Task input =>
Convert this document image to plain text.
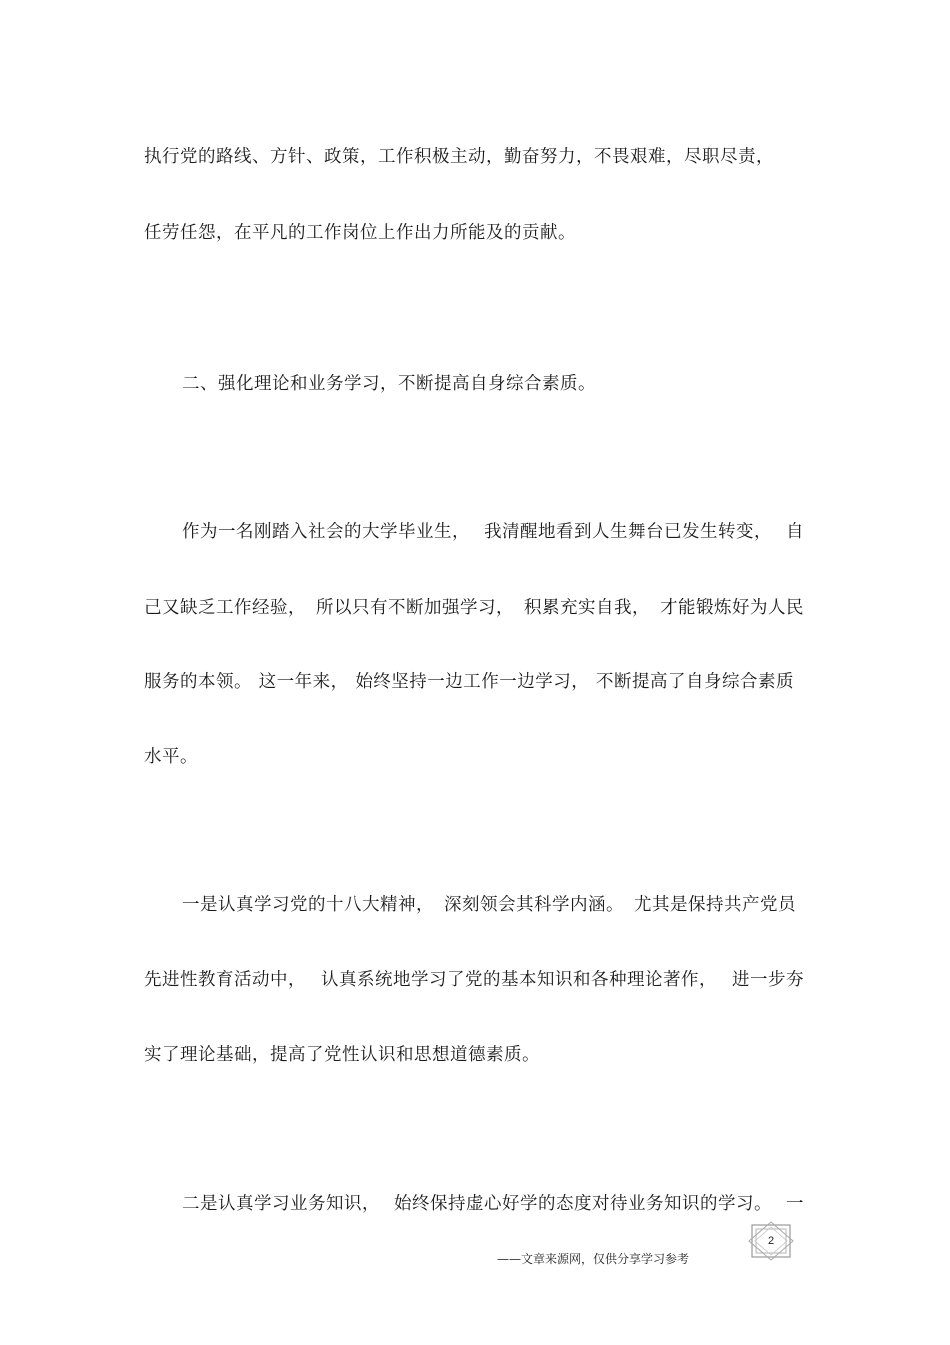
执行党的路线、方针、政策，工作积极主动，勤奋努力，不畏艰难，尽职尽责，
任劳任怨，在平凡的工作岗位上作出力所能及的贡献。
二、强化理论和业务学习，不断提高自身综合素质。
作为一名刚踏入社会的大学毕业生， 我清醒地看到人生舞台已发生转变， 自
己又缺乏工作经验， 所以只有不断加强学习， 积累充实自我， 才能锻炼好为人民
服务的本领。 这一年来， 始终坚持一边工作一边学习， 不断提高了自身综合素质
水平。
一是认真学习党的十八大精神， 深刻领会其科学内涵。 尤其是保持共产党员
先进性教育活动中， 认真系统地学习了党的基本知识和各种理论著作， 进一步夯
实了理论基础，提高了党性认识和思想道德素质。
二是认真学习业务知识， 始终保持虚心好学的态度对待业务知识的学习。 一
——文章来源网，仅供分享学习参考
2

The task =>
Set down the material exactly, every line of it, except for the pictures.

The completed task =>
Convert this document image to plain text.
执行党的路线、方针、政策，工作积极主动，勤奋努力，不畏艰难，尽职尽责，
任劳任怨，在平凡的工作岗位上作出力所能及的贡献。
二、强化理论和业务学习，不断提高自身综合素质。
作为一名刚踏入社会的大学毕业生， 我清醒地看到人生舞台已发生转变， 自
己又缺乏工作经验， 所以只有不断加强学习， 积累充实自我， 才能锻炼好为人民
服务的本领。 这一年来， 始终坚持一边工作一边学习， 不断提高了自身综合素质
水平。
一是认真学习党的十八大精神， 深刻领会其科学内涵。 尤其是保持共产党员
先进性教育活动中， 认真系统地学习了党的基本知识和各种理论著作， 进一步夯
实了理论基础，提高了党性认识和思想道德素质。
二是认真学习业务知识， 始终保持虚心好学的态度对待业务知识的学习。 一
——文章来源网，仅供分享学习参考
2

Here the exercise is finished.